• **EXERCISE OBJECTIVE**
Transcribe the records in full, keeping every character as it is.

• **TASK DATA**

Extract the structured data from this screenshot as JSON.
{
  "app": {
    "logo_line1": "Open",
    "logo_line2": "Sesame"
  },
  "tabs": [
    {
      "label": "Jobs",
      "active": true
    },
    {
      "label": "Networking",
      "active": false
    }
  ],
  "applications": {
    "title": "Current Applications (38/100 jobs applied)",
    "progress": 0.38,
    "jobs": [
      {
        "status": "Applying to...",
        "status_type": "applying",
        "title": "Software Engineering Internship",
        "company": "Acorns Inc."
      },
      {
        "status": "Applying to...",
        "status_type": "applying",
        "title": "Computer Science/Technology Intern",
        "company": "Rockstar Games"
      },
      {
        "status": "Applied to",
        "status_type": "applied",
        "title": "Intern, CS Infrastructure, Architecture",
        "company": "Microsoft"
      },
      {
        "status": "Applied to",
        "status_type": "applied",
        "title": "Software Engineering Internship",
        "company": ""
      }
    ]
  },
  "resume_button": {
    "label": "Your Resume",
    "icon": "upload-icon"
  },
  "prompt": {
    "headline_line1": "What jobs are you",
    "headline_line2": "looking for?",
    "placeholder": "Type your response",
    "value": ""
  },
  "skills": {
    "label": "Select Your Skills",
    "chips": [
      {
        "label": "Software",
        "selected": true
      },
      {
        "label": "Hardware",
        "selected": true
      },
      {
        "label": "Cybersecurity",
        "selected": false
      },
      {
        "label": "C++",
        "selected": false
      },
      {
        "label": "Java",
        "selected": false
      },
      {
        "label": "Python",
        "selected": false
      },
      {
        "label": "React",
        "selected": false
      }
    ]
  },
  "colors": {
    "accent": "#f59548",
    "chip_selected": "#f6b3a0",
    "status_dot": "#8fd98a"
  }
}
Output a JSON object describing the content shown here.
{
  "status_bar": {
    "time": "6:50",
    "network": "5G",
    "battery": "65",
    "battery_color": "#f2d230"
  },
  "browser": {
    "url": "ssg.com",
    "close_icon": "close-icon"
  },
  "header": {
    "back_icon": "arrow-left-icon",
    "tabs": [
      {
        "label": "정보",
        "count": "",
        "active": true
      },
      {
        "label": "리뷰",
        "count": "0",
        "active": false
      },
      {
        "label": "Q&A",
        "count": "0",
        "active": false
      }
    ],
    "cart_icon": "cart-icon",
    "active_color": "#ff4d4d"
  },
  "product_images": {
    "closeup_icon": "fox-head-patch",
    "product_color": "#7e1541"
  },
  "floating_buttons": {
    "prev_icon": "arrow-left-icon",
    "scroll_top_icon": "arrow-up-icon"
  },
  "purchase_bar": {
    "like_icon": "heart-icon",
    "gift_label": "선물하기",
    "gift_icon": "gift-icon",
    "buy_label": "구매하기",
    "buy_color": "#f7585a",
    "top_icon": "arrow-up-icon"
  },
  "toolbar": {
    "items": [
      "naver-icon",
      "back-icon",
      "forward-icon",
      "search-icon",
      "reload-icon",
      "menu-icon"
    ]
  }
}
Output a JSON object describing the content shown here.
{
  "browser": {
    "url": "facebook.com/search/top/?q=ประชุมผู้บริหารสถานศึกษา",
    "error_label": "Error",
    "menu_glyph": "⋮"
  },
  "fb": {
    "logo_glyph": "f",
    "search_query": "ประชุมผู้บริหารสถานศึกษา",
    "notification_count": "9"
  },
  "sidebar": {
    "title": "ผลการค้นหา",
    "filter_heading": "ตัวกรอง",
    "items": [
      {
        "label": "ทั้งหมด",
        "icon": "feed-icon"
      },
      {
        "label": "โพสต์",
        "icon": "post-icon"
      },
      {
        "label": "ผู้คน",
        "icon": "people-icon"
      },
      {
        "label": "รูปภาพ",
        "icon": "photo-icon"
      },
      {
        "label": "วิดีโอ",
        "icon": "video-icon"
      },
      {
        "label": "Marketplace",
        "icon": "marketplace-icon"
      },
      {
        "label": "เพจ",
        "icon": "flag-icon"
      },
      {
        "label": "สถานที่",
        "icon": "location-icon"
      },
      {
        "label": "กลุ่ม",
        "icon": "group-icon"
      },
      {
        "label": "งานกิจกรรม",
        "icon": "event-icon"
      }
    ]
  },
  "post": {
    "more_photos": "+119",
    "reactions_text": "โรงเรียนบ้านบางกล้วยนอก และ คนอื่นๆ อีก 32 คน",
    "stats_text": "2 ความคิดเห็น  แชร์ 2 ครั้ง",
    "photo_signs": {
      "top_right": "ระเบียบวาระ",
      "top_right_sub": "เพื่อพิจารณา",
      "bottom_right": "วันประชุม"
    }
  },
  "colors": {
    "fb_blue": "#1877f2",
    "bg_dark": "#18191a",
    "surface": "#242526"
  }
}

• **ANSWER TO THIS EXERCISE**
Extract the structured data from this screenshot as JSON.
{
  "app": {
    "logo_line1": "Open",
    "logo_line2": "Sesame"
  },
  "tabs": [
    {
      "label": "Jobs",
      "active": true
    },
    {
      "label": "Networking",
      "active": false
    }
  ],
  "applications": {
    "title": "Current Applications (38/100 jobs applied)",
    "progress": 0.38,
    "jobs": [
      {
        "status": "Applying to...",
        "status_type": "applying",
        "title": "Software Engineering Internship",
        "company": "Acorns Inc."
      },
      {
        "status": "Applying to...",
        "status_type": "applying",
        "title": "Computer Science/Technology Intern",
        "company": "Rockstar Games"
      },
      {
        "status": "Applied to",
        "status_type": "applied",
        "title": "Intern, CS Infrastructure, Architecture",
        "company": "Microsoft"
      },
      {
        "status": "Applied to",
        "status_type": "applied",
        "title": "Software Engineering Internship",
        "company": ""
      }
    ]
  },
  "resume_button": {
    "label": "Your Resume",
    "icon": "upload-icon"
  },
  "prompt": {
    "headline_line1": "What jobs are you",
    "headline_line2": "looking for?",
    "placeholder": "Type your response",
    "value": ""
  },
  "skills": {
    "label": "Select Your Skills",
    "chips": [
      {
        "label": "Software",
        "selected": true
      },
      {
        "label": "Hardware",
        "selected": true
      },
      {
        "label": "Cybersecurity",
        "selected": false
      },
      {
        "label": "C++",
        "selected": false
      },
      {
        "label": "Java",
        "selected": false
      },
      {
        "label": "Python",
        "selected": false
      },
      {
        "label": "React",
        "selected": false
      }
    ]
  },
  "colors": {
    "accent": "#f59548",
    "chip_selected": "#f6b3a0",
    "status_dot": "#8fd98a"
  }
}
Output a JSON object describing the content shown here.
{
  "status_bar": {
    "time": "6:50",
    "network": "5G",
    "battery": "65",
    "battery_color": "#f2d230"
  },
  "browser": {
    "url": "ssg.com",
    "close_icon": "close-icon"
  },
  "header": {
    "back_icon": "arrow-left-icon",
    "tabs": [
      {
        "label": "정보",
        "count": "",
        "active": true
      },
      {
        "label": "리뷰",
        "count": "0",
        "active": false
      },
      {
        "label": "Q&A",
        "count": "0",
        "active": false
      }
    ],
    "cart_icon": "cart-icon",
    "active_color": "#ff4d4d"
  },
  "product_images": {
    "closeup_icon": "fox-head-patch",
    "product_color": "#7e1541"
  },
  "floating_buttons": {
    "prev_icon": "arrow-left-icon",
    "scroll_top_icon": "arrow-up-icon"
  },
  "purchase_bar": {
    "like_icon": "heart-icon",
    "gift_label": "선물하기",
    "gift_icon": "gift-icon",
    "buy_label": "구매하기",
    "buy_color": "#f7585a",
    "top_icon": "arrow-up-icon"
  },
  "toolbar": {
    "items": [
      "naver-icon",
      "back-icon",
      "forward-icon",
      "search-icon",
      "reload-icon",
      "menu-icon"
    ]
  }
}
Output a JSON object describing the content shown here.
{
  "browser": {
    "url": "facebook.com/search/top/?q=ประชุมผู้บริหารสถานศึกษา",
    "error_label": "Error",
    "menu_glyph": "⋮"
  },
  "fb": {
    "logo_glyph": "f",
    "search_query": "ประชุมผู้บริหารสถานศึกษา",
    "notification_count": "9"
  },
  "sidebar": {
    "title": "ผลการค้นหา",
    "filter_heading": "ตัวกรอง",
    "items": [
      {
        "label": "ทั้งหมด",
        "icon": "feed-icon"
      },
      {
        "label": "โพสต์",
        "icon": "post-icon"
      },
      {
        "label": "ผู้คน",
        "icon": "people-icon"
      },
      {
        "label": "รูปภาพ",
        "icon": "photo-icon"
      },
      {
        "label": "วิดีโอ",
        "icon": "video-icon"
      },
      {
        "label": "Marketplace",
        "icon": "marketplace-icon"
      },
      {
        "label": "เพจ",
        "icon": "flag-icon"
      },
      {
        "label": "สถานที่",
        "icon": "location-icon"
      },
      {
        "label": "กลุ่ม",
        "icon": "group-icon"
      },
      {
        "label": "งานกิจกรรม",
        "icon": "event-icon"
      }
    ]
  },
  "post": {
    "more_photos": "+119",
    "reactions_text": "โรงเรียนบ้านบางกล้วยนอก และ คนอื่นๆ อีก 32 คน",
    "stats_text": "2 ความคิดเห็น  แชร์ 2 ครั้ง",
    "photo_signs": {
      "top_right": "ระเบียบวาระ",
      "top_right_sub": "เพื่อพิจารณา",
      "bottom_right": "วันประชุม"
    }
  },
  "colors": {
    "fb_blue": "#1877f2",
    "bg_dark": "#18191a",
    "surface": "#242526"
  }
}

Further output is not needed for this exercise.